TEXT BLOCK ▸
▬▬▬▬▬▬▬▬▬▬

2.2 Tenure. Each Member shall be a Member of this Corporation until such Member dies, resigns, is removed, or becomes disqualified.
2.3 Powers and Rights. The Members shall have powers and rights as are vested in them by law, the Articles of Organization, or these By-Laws.
2.4 Suspension or Removal. A Member may be suspended or removed with or without cause by vote of a majority of Members then entitled to vote, and may be removed in the event of failure to attend three (3) consecutive meetings of the Members without reasonable excuse. Cause and reasonable excuse for nonattendance in the case of any removal or suspension of a Member shall be determined by the Members. Suspension or removal from the Membership of the Corporation will result in automatic suspension or removal from the Board of Directors.

▬▬▬▬▬▬▬▬▬▬

DATA EXCERPTS ▸

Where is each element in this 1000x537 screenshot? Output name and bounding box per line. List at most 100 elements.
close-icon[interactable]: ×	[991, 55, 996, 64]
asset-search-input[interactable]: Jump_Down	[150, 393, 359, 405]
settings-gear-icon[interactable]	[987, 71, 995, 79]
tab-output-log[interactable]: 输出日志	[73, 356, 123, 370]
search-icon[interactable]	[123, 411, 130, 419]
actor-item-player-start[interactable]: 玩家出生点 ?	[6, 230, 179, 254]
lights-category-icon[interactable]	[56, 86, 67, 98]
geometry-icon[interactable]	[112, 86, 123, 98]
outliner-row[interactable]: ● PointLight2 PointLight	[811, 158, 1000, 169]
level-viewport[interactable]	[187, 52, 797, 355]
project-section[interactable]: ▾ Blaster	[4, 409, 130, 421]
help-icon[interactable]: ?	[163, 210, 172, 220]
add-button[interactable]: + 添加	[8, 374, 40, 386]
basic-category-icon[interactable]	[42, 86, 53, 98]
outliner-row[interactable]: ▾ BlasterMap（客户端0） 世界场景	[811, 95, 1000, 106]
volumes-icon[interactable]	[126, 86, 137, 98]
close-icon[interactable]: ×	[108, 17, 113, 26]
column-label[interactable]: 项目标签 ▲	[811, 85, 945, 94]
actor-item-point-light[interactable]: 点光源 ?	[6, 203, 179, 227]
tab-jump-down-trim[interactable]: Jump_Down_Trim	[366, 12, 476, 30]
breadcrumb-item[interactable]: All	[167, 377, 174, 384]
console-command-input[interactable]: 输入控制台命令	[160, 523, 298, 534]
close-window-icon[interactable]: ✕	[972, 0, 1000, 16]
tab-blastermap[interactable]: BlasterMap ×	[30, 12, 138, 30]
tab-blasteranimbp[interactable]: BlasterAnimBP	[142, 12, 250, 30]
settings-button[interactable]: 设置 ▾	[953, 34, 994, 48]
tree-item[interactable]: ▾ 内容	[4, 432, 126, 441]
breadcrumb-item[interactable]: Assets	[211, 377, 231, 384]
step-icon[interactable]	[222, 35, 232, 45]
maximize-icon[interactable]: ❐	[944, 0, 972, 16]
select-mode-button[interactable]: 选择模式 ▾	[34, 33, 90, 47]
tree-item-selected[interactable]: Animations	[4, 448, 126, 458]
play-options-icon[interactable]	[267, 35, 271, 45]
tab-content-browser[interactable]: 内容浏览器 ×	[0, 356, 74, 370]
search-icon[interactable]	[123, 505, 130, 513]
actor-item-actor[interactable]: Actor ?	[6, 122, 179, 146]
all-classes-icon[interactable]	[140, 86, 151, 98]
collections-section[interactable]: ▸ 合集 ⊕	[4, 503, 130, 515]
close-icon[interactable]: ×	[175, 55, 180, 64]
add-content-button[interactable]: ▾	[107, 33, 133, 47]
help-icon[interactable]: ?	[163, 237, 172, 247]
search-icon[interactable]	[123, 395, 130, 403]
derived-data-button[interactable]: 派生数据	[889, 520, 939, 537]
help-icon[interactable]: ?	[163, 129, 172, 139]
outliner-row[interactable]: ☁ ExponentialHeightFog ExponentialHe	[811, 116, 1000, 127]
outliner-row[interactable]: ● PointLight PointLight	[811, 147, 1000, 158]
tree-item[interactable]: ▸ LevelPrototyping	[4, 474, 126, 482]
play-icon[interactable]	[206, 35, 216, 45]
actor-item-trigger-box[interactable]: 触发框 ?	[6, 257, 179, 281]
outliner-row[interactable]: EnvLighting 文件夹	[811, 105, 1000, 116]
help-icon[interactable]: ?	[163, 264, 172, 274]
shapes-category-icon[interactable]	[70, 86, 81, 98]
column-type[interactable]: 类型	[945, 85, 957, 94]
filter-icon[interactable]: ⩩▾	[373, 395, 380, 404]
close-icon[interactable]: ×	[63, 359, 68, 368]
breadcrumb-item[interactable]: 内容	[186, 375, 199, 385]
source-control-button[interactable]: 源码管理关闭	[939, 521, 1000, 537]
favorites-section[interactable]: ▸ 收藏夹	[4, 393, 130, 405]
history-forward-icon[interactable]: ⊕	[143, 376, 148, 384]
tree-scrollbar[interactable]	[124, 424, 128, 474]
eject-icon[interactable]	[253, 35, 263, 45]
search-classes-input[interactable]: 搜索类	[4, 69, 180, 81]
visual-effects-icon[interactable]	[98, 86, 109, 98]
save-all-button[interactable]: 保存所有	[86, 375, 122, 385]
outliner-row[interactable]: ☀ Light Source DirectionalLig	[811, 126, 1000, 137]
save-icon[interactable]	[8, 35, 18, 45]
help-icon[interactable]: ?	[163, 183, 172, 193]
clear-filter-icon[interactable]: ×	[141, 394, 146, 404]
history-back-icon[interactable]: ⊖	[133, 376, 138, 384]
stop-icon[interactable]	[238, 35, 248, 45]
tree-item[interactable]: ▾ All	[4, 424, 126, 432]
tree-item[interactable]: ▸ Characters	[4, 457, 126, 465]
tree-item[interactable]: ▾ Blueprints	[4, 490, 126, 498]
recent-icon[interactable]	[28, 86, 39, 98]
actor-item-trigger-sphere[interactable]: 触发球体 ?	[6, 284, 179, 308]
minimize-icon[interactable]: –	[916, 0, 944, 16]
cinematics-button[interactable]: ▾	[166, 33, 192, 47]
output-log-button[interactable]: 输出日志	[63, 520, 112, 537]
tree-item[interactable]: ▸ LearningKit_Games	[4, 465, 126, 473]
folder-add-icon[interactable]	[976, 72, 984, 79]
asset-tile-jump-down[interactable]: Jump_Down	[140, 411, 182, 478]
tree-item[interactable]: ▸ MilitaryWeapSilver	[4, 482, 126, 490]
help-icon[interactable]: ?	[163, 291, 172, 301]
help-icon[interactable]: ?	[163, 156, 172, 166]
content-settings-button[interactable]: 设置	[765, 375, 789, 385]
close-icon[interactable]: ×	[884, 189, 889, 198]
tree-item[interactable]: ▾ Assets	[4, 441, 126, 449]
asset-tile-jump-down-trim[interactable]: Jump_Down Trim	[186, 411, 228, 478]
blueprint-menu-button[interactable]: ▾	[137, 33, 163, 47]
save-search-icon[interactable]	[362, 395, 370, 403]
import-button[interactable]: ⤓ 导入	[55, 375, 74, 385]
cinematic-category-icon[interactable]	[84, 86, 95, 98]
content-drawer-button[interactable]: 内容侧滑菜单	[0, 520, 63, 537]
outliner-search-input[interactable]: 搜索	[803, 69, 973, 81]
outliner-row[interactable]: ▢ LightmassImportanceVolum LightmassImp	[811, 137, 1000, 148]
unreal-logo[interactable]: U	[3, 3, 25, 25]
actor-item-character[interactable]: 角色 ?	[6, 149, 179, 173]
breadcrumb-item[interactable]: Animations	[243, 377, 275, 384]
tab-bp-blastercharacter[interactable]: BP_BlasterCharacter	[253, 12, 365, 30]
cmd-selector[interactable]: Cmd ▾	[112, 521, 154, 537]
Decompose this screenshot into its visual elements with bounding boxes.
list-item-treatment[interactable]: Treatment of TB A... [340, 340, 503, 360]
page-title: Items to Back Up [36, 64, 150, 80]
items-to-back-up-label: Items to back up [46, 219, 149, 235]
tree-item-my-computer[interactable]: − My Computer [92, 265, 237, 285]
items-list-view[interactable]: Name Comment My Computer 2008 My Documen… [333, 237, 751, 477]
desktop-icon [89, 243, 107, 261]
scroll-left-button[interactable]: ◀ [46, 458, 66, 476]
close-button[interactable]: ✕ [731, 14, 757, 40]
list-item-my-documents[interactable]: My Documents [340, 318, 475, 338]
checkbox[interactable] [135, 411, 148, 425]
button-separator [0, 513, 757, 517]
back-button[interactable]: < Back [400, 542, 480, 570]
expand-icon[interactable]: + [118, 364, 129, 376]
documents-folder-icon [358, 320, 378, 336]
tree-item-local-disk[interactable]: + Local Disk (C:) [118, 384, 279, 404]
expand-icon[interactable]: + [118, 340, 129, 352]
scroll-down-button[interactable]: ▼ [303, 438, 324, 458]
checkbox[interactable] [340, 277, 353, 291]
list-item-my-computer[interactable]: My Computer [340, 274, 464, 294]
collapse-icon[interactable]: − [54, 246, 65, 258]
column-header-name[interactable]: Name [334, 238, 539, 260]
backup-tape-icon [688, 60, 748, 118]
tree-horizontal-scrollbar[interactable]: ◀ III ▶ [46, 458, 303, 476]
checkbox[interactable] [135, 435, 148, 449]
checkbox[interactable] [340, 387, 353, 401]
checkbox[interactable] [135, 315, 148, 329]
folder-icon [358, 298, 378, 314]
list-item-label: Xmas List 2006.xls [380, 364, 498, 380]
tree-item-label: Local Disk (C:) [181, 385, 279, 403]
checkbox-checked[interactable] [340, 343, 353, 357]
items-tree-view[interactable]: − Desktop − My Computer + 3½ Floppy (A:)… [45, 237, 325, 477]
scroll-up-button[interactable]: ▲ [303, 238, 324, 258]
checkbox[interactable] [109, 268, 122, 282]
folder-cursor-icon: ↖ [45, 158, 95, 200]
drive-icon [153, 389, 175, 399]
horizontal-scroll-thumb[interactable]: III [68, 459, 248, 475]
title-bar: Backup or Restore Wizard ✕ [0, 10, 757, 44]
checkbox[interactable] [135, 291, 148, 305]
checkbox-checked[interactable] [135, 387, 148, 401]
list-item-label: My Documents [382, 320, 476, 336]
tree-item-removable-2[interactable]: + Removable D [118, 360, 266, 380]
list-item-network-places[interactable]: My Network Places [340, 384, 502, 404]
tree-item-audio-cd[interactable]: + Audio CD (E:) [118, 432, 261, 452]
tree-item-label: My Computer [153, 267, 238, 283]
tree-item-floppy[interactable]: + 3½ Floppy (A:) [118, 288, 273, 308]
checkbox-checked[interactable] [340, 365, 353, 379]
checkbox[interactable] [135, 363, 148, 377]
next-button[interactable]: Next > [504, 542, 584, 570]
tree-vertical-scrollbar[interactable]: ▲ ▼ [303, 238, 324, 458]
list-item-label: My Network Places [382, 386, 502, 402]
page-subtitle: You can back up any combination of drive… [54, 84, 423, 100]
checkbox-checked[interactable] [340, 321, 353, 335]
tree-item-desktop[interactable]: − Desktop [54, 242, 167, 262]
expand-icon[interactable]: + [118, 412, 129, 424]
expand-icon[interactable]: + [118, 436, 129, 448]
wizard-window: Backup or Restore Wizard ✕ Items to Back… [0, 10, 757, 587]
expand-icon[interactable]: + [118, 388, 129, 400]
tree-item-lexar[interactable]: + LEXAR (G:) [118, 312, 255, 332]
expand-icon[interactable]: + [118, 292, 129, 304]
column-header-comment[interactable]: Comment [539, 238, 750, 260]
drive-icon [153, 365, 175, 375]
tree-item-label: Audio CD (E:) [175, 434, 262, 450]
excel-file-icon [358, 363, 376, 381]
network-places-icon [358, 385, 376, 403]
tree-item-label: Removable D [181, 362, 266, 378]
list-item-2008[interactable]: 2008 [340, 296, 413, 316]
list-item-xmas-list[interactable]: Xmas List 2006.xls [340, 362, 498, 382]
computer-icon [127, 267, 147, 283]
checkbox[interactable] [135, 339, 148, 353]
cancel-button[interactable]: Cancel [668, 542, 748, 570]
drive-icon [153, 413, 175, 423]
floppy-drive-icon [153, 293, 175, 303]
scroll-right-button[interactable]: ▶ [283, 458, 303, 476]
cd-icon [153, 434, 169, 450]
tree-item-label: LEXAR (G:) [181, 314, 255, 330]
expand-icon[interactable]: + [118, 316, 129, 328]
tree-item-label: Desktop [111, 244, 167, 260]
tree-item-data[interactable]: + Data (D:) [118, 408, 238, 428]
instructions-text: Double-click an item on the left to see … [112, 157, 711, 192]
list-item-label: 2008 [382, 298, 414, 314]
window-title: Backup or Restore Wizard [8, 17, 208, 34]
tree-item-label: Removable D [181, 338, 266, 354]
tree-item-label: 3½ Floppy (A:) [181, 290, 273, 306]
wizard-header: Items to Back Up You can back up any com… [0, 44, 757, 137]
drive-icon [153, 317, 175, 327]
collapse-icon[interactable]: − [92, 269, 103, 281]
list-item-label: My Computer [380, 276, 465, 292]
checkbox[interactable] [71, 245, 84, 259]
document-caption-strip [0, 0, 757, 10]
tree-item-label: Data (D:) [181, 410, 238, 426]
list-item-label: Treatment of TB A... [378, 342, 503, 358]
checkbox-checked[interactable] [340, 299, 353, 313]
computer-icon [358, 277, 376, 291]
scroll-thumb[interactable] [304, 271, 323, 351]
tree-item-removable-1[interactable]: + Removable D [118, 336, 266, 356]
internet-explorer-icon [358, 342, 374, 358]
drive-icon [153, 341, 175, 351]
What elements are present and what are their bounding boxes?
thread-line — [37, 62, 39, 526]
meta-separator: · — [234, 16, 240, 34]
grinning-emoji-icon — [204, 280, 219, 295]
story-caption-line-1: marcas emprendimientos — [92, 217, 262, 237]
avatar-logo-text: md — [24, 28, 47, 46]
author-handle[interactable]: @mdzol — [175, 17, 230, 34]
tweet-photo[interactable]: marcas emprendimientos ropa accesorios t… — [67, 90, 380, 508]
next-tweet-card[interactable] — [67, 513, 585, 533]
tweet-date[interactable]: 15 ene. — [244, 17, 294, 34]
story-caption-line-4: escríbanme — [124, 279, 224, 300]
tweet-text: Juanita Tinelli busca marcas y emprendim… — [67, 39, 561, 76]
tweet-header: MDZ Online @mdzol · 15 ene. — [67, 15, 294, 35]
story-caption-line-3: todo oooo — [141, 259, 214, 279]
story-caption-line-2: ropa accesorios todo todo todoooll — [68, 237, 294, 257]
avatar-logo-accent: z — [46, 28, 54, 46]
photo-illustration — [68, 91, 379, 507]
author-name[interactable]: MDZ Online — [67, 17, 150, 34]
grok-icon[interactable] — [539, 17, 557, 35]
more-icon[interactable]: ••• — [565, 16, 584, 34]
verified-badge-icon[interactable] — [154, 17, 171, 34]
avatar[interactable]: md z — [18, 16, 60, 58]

▬▬▬▬▬▬▬▬▬▬

EXERCISE BRIEF ▸ In the bylaws text, missing how many consecutive meetings of the Members without reasonable excuse can lead to a Member's removal?

CORRECT RESULT ▸ Three consecutive meetings.